(RECORD EXCERPTS)
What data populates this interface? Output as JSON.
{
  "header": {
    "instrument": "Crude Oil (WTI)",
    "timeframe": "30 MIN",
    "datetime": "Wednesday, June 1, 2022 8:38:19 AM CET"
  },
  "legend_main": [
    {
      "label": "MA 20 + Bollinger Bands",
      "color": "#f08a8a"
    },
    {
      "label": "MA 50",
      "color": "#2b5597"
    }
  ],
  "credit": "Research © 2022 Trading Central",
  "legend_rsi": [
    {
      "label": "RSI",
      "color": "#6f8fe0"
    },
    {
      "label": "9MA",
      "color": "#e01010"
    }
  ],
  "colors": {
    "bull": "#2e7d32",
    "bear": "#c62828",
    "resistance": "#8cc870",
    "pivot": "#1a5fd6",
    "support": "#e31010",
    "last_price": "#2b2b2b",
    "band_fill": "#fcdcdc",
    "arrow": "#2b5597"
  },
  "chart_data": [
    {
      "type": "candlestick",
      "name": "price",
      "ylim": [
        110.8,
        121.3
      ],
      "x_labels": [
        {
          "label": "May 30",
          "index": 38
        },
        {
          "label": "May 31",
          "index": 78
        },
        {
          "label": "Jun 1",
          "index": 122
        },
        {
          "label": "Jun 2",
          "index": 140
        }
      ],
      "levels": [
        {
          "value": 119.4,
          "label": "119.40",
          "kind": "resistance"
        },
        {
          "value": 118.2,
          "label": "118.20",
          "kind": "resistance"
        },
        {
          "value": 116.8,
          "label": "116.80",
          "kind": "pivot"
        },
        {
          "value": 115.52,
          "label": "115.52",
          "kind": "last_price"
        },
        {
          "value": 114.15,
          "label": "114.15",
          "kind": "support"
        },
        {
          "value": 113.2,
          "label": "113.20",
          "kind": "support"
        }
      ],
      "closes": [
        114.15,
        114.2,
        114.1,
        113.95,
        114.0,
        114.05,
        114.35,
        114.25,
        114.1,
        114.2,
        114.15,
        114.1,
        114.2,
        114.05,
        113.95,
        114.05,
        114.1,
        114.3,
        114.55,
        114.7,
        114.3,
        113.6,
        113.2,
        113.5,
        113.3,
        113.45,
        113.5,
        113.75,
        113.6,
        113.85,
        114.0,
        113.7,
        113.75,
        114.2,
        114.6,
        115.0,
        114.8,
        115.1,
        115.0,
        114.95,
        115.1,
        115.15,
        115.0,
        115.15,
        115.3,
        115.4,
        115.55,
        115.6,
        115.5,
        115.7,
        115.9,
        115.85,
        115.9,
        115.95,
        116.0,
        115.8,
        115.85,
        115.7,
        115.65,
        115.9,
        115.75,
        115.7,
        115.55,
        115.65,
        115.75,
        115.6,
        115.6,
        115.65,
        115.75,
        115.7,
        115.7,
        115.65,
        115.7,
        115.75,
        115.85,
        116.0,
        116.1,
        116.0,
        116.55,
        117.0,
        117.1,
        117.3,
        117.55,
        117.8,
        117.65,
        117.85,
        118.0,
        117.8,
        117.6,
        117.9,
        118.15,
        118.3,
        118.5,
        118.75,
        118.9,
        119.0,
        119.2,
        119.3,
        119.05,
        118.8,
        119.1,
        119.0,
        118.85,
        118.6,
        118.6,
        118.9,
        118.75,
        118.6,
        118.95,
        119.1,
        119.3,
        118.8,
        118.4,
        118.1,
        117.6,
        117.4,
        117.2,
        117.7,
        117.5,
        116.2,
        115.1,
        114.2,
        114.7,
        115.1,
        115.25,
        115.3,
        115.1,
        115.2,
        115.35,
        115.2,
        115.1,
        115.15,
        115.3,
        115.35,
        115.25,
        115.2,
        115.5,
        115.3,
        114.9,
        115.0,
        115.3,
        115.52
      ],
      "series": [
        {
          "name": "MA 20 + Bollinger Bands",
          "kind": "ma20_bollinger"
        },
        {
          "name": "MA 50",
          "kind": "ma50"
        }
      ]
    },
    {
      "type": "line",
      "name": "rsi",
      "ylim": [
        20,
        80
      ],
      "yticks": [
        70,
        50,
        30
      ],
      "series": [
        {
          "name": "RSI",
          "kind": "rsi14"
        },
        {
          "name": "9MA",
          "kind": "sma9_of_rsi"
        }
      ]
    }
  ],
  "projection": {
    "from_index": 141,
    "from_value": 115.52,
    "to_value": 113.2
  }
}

(AIM)
Repeat every record, exactly as written.

(RESPONSE)
What data populates this interface? Output as JSON.
{
  "header": {
    "instrument": "Crude Oil (WTI)",
    "timeframe": "30 MIN",
    "datetime": "Wednesday, June 1, 2022 8:38:19 AM CET"
  },
  "legend_main": [
    {
      "label": "MA 20 + Bollinger Bands",
      "color": "#f08a8a"
    },
    {
      "label": "MA 50",
      "color": "#2b5597"
    }
  ],
  "credit": "Research © 2022 Trading Central",
  "legend_rsi": [
    {
      "label": "RSI",
      "color": "#6f8fe0"
    },
    {
      "label": "9MA",
      "color": "#e01010"
    }
  ],
  "colors": {
    "bull": "#2e7d32",
    "bear": "#c62828",
    "resistance": "#8cc870",
    "pivot": "#1a5fd6",
    "support": "#e31010",
    "last_price": "#2b2b2b",
    "band_fill": "#fcdcdc",
    "arrow": "#2b5597"
  },
  "chart_data": [
    {
      "type": "candlestick",
      "name": "price",
      "ylim": [
        110.8,
        121.3
      ],
      "x_labels": [
        {
          "label": "May 30",
          "index": 38
        },
        {
          "label": "May 31",
          "index": 78
        },
        {
          "label": "Jun 1",
          "index": 122
        },
        {
          "label": "Jun 2",
          "index": 140
        }
      ],
      "levels": [
        {
          "value": 119.4,
          "label": "119.40",
          "kind": "resistance"
        },
        {
          "value": 118.2,
          "label": "118.20",
          "kind": "resistance"
        },
        {
          "value": 116.8,
          "label": "116.80",
          "kind": "pivot"
        },
        {
          "value": 115.52,
          "label": "115.52",
          "kind": "last_price"
        },
        {
          "value": 114.15,
          "label": "114.15",
          "kind": "support"
        },
        {
          "value": 113.2,
          "label": "113.20",
          "kind": "support"
        }
      ],
      "closes": [
        114.15,
        114.2,
        114.1,
        113.95,
        114.0,
        114.05,
        114.35,
        114.25,
        114.1,
        114.2,
        114.15,
        114.1,
        114.2,
        114.05,
        113.95,
        114.05,
        114.1,
        114.3,
        114.55,
        114.7,
        114.3,
        113.6,
        113.2,
        113.5,
        113.3,
        113.45,
        113.5,
        113.75,
        113.6,
        113.85,
        114.0,
        113.7,
        113.75,
        114.2,
        114.6,
        115.0,
        114.8,
        115.1,
        115.0,
        114.95,
        115.1,
        115.15,
        115.0,
        115.15,
        115.3,
        115.4,
        115.55,
        115.6,
        115.5,
        115.7,
        115.9,
        115.85,
        115.9,
        115.95,
        116.0,
        115.8,
        115.85,
        115.7,
        115.65,
        115.9,
        115.75,
        115.7,
        115.55,
        115.65,
        115.75,
        115.6,
        115.6,
        115.65,
        115.75,
        115.7,
        115.7,
        115.65,
        115.7,
        115.75,
        115.85,
        116.0,
        116.1,
        116.0,
        116.55,
        117.0,
        117.1,
        117.3,
        117.55,
        117.8,
        117.65,
        117.85,
        118.0,
        117.8,
        117.6,
        117.9,
        118.15,
        118.3,
        118.5,
        118.75,
        118.9,
        119.0,
        119.2,
        119.3,
        119.05,
        118.8,
        119.1,
        119.0,
        118.85,
        118.6,
        118.6,
        118.9,
        118.75,
        118.6,
        118.95,
        119.1,
        119.3,
        118.8,
        118.4,
        118.1,
        117.6,
        117.4,
        117.2,
        117.7,
        117.5,
        116.2,
        115.1,
        114.2,
        114.7,
        115.1,
        115.25,
        115.3,
        115.1,
        115.2,
        115.35,
        115.2,
        115.1,
        115.15,
        115.3,
        115.35,
        115.25,
        115.2,
        115.5,
        115.3,
        114.9,
        115.0,
        115.3,
        115.52
      ],
      "series": [
        {
          "name": "MA 20 + Bollinger Bands",
          "kind": "ma20_bollinger"
        },
        {
          "name": "MA 50",
          "kind": "ma50"
        }
      ]
    },
    {
      "type": "line",
      "name": "rsi",
      "ylim": [
        20,
        80
      ],
      "yticks": [
        70,
        50,
        30
      ],
      "series": [
        {
          "name": "RSI",
          "kind": "rsi14"
        },
        {
          "name": "9MA",
          "kind": "sma9_of_rsi"
        }
      ]
    }
  ],
  "projection": {
    "from_index": 141,
    "from_value": 115.52,
    "to_value": 113.2
  }
}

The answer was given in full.